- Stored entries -
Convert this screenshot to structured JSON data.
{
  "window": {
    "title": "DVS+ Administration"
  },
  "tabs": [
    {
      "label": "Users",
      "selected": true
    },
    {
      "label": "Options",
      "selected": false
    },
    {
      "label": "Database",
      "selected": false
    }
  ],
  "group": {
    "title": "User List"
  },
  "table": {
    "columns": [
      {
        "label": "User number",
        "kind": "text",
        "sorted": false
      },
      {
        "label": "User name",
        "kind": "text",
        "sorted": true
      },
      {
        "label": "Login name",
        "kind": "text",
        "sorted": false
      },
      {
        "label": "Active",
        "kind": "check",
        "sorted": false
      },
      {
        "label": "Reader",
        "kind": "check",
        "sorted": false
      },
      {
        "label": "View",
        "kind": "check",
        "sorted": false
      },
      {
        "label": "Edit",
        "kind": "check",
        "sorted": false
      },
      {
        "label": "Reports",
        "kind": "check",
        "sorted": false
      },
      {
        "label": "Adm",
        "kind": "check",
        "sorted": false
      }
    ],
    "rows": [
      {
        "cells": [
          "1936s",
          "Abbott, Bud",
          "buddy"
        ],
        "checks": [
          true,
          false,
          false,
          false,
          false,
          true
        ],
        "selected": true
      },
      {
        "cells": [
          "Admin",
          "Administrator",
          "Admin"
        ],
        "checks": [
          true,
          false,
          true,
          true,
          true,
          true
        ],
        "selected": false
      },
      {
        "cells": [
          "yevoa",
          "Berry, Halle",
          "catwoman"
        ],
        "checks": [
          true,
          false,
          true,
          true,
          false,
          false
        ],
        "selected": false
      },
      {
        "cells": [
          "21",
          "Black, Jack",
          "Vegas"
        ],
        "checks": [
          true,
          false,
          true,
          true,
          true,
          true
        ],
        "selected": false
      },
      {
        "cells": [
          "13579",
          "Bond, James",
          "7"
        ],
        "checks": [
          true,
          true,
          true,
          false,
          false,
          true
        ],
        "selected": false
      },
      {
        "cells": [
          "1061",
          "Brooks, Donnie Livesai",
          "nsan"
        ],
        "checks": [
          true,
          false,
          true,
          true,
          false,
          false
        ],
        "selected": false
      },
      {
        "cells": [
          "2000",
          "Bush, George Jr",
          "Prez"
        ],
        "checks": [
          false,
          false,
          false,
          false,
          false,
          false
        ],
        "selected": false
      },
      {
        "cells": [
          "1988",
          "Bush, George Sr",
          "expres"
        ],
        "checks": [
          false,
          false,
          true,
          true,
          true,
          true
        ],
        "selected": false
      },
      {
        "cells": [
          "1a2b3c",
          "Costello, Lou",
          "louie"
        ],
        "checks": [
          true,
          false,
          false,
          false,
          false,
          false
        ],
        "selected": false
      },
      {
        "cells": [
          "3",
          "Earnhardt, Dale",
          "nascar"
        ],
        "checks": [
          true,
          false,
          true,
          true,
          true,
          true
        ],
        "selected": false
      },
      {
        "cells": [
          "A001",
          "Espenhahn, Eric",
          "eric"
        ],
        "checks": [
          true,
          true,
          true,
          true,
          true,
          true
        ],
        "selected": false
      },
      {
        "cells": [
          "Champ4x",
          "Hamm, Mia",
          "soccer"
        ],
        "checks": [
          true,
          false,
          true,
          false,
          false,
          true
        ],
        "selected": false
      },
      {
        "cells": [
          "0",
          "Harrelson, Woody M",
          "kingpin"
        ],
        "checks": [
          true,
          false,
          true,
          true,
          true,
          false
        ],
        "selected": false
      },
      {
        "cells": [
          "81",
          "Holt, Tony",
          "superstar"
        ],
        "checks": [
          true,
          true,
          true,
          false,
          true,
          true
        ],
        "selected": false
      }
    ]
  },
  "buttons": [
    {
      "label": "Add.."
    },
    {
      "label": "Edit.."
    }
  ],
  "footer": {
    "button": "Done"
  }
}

- Task prompt -
Your task is to print the whole listing again exactly.

- Finished answer -
Convert this screenshot to structured JSON data.
{
  "window": {
    "title": "DVS+ Administration"
  },
  "tabs": [
    {
      "label": "Users",
      "selected": true
    },
    {
      "label": "Options",
      "selected": false
    },
    {
      "label": "Database",
      "selected": false
    }
  ],
  "group": {
    "title": "User List"
  },
  "table": {
    "columns": [
      {
        "label": "User number",
        "kind": "text",
        "sorted": false
      },
      {
        "label": "User name",
        "kind": "text",
        "sorted": true
      },
      {
        "label": "Login name",
        "kind": "text",
        "sorted": false
      },
      {
        "label": "Active",
        "kind": "check",
        "sorted": false
      },
      {
        "label": "Reader",
        "kind": "check",
        "sorted": false
      },
      {
        "label": "View",
        "kind": "check",
        "sorted": false
      },
      {
        "label": "Edit",
        "kind": "check",
        "sorted": false
      },
      {
        "label": "Reports",
        "kind": "check",
        "sorted": false
      },
      {
        "label": "Adm",
        "kind": "check",
        "sorted": false
      }
    ],
    "rows": [
      {
        "cells": [
          "1936s",
          "Abbott, Bud",
          "buddy"
        ],
        "checks": [
          true,
          false,
          false,
          false,
          false,
          true
        ],
        "selected": true
      },
      {
        "cells": [
          "Admin",
          "Administrator",
          "Admin"
        ],
        "checks": [
          true,
          false,
          true,
          true,
          true,
          true
        ],
        "selected": false
      },
      {
        "cells": [
          "yevoa",
          "Berry, Halle",
          "catwoman"
        ],
        "checks": [
          true,
          false,
          true,
          true,
          false,
          false
        ],
        "selected": false
      },
      {
        "cells": [
          "21",
          "Black, Jack",
          "Vegas"
        ],
        "checks": [
          true,
          false,
          true,
          true,
          true,
          true
        ],
        "selected": false
      },
      {
        "cells": [
          "13579",
          "Bond, James",
          "7"
        ],
        "checks": [
          true,
          true,
          true,
          false,
          false,
          true
        ],
        "selected": false
      },
      {
        "cells": [
          "1061",
          "Brooks, Donnie Livesai",
          "nsan"
        ],
        "checks": [
          true,
          false,
          true,
          true,
          false,
          false
        ],
        "selected": false
      },
      {
        "cells": [
          "2000",
          "Bush, George Jr",
          "Prez"
        ],
        "checks": [
          false,
          false,
          false,
          false,
          false,
          false
        ],
        "selected": false
      },
      {
        "cells": [
          "1988",
          "Bush, George Sr",
          "expres"
        ],
        "checks": [
          false,
          false,
          true,
          true,
          true,
          true
        ],
        "selected": false
      },
      {
        "cells": [
          "1a2b3c",
          "Costello, Lou",
          "louie"
        ],
        "checks": [
          true,
          false,
          false,
          false,
          false,
          false
        ],
        "selected": false
      },
      {
        "cells": [
          "3",
          "Earnhardt, Dale",
          "nascar"
        ],
        "checks": [
          true,
          false,
          true,
          true,
          true,
          true
        ],
        "selected": false
      },
      {
        "cells": [
          "A001",
          "Espenhahn, Eric",
          "eric"
        ],
        "checks": [
          true,
          true,
          true,
          true,
          true,
          true
        ],
        "selected": false
      },
      {
        "cells": [
          "Champ4x",
          "Hamm, Mia",
          "soccer"
        ],
        "checks": [
          true,
          false,
          true,
          false,
          false,
          true
        ],
        "selected": false
      },
      {
        "cells": [
          "0",
          "Harrelson, Woody M",
          "kingpin"
        ],
        "checks": [
          true,
          false,
          true,
          true,
          true,
          false
        ],
        "selected": false
      },
      {
        "cells": [
          "81",
          "Holt, Tony",
          "superstar"
        ],
        "checks": [
          true,
          true,
          true,
          false,
          true,
          true
        ],
        "selected": false
      }
    ]
  },
  "buttons": [
    {
      "label": "Add.."
    },
    {
      "label": "Edit.."
    }
  ],
  "footer": {
    "button": "Done"
  }
}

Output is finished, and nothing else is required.